»»
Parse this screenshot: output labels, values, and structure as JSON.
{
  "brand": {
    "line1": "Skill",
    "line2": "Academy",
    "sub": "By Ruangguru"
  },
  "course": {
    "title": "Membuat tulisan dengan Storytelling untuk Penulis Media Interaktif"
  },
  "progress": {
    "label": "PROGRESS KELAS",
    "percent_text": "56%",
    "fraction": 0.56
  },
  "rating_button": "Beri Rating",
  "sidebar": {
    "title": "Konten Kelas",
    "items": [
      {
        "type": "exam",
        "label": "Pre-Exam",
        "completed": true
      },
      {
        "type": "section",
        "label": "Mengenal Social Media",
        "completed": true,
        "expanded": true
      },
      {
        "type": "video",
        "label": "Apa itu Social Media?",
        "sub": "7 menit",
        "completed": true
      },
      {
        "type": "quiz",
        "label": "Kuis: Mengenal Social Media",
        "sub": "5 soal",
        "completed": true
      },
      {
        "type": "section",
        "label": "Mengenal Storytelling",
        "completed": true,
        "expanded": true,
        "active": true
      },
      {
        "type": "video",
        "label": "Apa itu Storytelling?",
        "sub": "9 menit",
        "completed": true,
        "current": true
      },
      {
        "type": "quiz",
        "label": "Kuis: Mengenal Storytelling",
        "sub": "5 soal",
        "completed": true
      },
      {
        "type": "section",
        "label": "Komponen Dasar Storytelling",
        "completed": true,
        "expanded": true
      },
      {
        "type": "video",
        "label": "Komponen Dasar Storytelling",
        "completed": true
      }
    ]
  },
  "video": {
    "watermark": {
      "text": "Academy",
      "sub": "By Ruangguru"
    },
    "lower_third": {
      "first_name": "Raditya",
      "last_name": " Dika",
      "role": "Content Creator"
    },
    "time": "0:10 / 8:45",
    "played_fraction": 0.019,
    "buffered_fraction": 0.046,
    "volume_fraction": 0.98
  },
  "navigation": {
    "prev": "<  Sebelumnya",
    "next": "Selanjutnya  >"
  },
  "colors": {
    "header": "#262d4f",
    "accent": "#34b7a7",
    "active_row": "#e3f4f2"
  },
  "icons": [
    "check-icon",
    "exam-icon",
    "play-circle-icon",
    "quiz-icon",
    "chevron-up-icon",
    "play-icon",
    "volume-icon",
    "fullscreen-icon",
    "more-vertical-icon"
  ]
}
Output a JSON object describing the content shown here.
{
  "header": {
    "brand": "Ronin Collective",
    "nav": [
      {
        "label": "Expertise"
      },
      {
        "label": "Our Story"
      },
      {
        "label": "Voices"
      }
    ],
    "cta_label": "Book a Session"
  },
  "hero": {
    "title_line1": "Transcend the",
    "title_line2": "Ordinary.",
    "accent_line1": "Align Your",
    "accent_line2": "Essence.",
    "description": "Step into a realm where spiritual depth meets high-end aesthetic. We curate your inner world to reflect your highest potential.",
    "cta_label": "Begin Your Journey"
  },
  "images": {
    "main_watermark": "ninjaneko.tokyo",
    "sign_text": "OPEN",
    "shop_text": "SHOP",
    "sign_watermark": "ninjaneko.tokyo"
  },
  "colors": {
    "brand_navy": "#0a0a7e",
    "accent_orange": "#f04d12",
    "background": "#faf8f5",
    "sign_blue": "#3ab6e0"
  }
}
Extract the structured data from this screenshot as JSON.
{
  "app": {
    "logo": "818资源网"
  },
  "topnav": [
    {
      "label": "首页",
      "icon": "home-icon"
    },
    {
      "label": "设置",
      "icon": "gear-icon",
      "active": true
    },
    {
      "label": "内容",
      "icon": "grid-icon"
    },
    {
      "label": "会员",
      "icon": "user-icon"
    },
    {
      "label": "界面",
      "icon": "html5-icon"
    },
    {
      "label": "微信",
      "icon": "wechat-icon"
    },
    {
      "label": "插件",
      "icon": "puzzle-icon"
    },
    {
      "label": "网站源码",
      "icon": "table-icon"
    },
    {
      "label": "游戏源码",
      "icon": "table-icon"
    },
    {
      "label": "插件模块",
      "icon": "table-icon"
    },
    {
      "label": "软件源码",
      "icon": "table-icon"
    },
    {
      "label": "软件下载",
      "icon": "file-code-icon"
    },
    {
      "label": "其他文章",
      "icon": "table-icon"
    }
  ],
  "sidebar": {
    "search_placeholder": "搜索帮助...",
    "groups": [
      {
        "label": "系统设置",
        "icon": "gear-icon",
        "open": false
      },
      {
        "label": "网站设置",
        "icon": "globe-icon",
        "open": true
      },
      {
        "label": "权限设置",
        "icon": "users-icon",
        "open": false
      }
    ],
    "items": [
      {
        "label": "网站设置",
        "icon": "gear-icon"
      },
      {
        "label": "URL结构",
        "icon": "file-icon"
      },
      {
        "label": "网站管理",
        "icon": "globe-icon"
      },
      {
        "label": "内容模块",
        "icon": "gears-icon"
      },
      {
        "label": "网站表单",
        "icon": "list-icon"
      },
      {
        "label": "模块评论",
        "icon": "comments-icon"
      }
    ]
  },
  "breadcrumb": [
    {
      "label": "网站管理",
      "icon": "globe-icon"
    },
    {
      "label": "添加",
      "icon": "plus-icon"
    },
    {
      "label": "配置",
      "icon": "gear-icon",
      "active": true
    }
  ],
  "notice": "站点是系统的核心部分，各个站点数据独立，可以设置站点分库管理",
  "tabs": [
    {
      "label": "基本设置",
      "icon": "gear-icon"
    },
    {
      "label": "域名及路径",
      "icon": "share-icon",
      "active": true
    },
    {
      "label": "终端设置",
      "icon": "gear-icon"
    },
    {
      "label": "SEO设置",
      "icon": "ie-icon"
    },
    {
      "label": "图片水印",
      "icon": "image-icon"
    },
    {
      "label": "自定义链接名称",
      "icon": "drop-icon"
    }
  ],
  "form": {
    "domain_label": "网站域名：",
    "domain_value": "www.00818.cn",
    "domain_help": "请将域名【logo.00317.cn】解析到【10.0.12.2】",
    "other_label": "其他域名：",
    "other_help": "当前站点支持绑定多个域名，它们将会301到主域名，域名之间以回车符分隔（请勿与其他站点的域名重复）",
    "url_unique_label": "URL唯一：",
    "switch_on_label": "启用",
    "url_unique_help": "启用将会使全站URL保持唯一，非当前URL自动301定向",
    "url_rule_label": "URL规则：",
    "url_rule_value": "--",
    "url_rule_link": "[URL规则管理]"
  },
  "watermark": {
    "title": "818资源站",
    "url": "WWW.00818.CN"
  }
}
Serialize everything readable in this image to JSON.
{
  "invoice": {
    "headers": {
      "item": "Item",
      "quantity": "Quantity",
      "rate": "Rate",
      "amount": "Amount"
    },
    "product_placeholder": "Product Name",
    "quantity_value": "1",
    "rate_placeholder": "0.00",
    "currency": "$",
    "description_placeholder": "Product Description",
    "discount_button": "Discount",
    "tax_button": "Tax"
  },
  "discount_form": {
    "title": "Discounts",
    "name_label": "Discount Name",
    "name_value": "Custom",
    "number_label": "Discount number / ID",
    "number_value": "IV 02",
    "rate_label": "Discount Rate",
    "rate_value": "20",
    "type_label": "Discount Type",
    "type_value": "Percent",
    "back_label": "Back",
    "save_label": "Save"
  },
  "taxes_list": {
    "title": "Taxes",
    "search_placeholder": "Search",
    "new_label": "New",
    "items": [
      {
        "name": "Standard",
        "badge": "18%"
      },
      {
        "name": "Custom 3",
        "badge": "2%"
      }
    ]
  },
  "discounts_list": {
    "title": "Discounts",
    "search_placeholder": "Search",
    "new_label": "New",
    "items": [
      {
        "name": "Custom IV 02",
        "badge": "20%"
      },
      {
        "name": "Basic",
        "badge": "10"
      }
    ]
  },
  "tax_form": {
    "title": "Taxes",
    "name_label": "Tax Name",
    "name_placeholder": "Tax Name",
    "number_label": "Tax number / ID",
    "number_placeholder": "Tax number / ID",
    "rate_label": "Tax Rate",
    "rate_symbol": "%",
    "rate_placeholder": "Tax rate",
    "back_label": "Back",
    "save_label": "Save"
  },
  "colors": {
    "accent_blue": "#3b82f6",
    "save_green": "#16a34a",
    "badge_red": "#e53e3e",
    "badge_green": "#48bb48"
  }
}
««
Given instruction:
From the listing above, copy out each line where the word "Custom" appears.

Answer below:
    "name_value": "Custom",
        "name": "Custom 3",
        "name": "Custom IV 02",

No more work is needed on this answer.